### YOUR TASK
Return all entries word for word, but drop any images.

### DATASET EXTRACT

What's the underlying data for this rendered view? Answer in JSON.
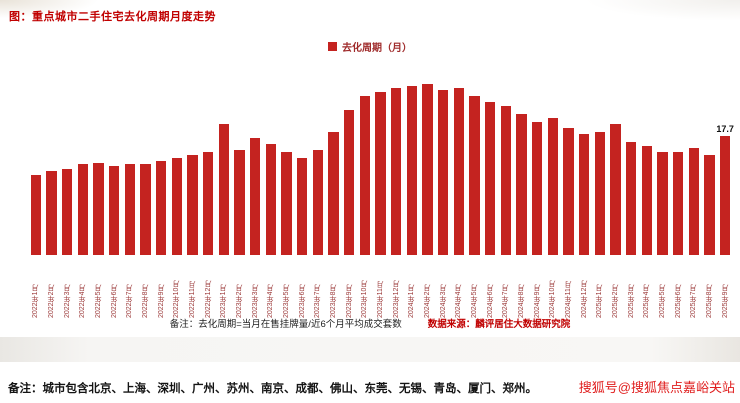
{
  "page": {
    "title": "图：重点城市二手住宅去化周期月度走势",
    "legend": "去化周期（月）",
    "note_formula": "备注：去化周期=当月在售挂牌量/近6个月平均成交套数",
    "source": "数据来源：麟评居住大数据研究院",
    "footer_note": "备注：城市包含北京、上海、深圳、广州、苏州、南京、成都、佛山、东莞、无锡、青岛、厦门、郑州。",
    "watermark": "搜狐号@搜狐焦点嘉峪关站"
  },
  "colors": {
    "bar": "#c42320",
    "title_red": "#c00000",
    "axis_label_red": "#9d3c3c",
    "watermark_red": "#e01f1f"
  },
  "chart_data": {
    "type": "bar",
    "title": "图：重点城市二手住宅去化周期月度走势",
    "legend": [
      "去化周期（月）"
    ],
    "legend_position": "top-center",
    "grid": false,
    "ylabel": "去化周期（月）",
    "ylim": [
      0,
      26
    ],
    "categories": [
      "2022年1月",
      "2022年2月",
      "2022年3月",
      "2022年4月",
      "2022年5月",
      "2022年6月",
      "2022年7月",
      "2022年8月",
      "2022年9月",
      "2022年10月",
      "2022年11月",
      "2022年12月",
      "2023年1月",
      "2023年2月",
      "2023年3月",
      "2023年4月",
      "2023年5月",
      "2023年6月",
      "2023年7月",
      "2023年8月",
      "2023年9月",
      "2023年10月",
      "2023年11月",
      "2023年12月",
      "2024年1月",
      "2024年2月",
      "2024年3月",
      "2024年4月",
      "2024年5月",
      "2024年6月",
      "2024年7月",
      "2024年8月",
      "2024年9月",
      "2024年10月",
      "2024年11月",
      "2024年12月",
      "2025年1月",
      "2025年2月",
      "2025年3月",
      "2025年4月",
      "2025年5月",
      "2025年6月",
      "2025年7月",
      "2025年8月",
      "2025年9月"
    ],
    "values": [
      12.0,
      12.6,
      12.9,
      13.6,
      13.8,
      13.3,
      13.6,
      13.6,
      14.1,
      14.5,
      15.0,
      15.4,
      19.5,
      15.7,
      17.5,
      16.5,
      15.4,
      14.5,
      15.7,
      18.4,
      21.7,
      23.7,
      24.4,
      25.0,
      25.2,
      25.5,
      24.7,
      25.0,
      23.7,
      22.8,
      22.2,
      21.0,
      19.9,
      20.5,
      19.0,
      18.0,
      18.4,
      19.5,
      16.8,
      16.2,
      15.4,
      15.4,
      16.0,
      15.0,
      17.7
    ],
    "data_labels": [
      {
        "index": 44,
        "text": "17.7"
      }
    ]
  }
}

### WRITTEN REPLY
What's the underlying data for this rendered view? Answer in JSON.
{
  "page": {
    "title": "图：重点城市二手住宅去化周期月度走势",
    "legend": "去化周期（月）",
    "note_formula": "备注：去化周期=当月在售挂牌量/近6个月平均成交套数",
    "source": "数据来源：麟评居住大数据研究院",
    "footer_note": "备注：城市包含北京、上海、深圳、广州、苏州、南京、成都、佛山、东莞、无锡、青岛、厦门、郑州。",
    "watermark": "搜狐号@搜狐焦点嘉峪关站"
  },
  "colors": {
    "bar": "#c42320",
    "title_red": "#c00000",
    "axis_label_red": "#9d3c3c",
    "watermark_red": "#e01f1f"
  },
  "chart_data": {
    "type": "bar",
    "title": "图：重点城市二手住宅去化周期月度走势",
    "legend": [
      "去化周期（月）"
    ],
    "legend_position": "top-center",
    "grid": false,
    "ylabel": "去化周期（月）",
    "ylim": [
      0,
      26
    ],
    "categories": [
      "2022年1月",
      "2022年2月",
      "2022年3月",
      "2022年4月",
      "2022年5月",
      "2022年6月",
      "2022年7月",
      "2022年8月",
      "2022年9月",
      "2022年10月",
      "2022年11月",
      "2022年12月",
      "2023年1月",
      "2023年2月",
      "2023年3月",
      "2023年4月",
      "2023年5月",
      "2023年6月",
      "2023年7月",
      "2023年8月",
      "2023年9月",
      "2023年10月",
      "2023年11月",
      "2023年12月",
      "2024年1月",
      "2024年2月",
      "2024年3月",
      "2024年4月",
      "2024年5月",
      "2024年6月",
      "2024年7月",
      "2024年8月",
      "2024年9月",
      "2024年10月",
      "2024年11月",
      "2024年12月",
      "2025年1月",
      "2025年2月",
      "2025年3月",
      "2025年4月",
      "2025年5月",
      "2025年6月",
      "2025年7月",
      "2025年8月",
      "2025年9月"
    ],
    "values": [
      12.0,
      12.6,
      12.9,
      13.6,
      13.8,
      13.3,
      13.6,
      13.6,
      14.1,
      14.5,
      15.0,
      15.4,
      19.5,
      15.7,
      17.5,
      16.5,
      15.4,
      14.5,
      15.7,
      18.4,
      21.7,
      23.7,
      24.4,
      25.0,
      25.2,
      25.5,
      24.7,
      25.0,
      23.7,
      22.8,
      22.2,
      21.0,
      19.9,
      20.5,
      19.0,
      18.0,
      18.4,
      19.5,
      16.8,
      16.2,
      15.4,
      15.4,
      16.0,
      15.0,
      17.7
    ],
    "data_labels": [
      {
        "index": 44,
        "text": "17.7"
      }
    ]
  }
}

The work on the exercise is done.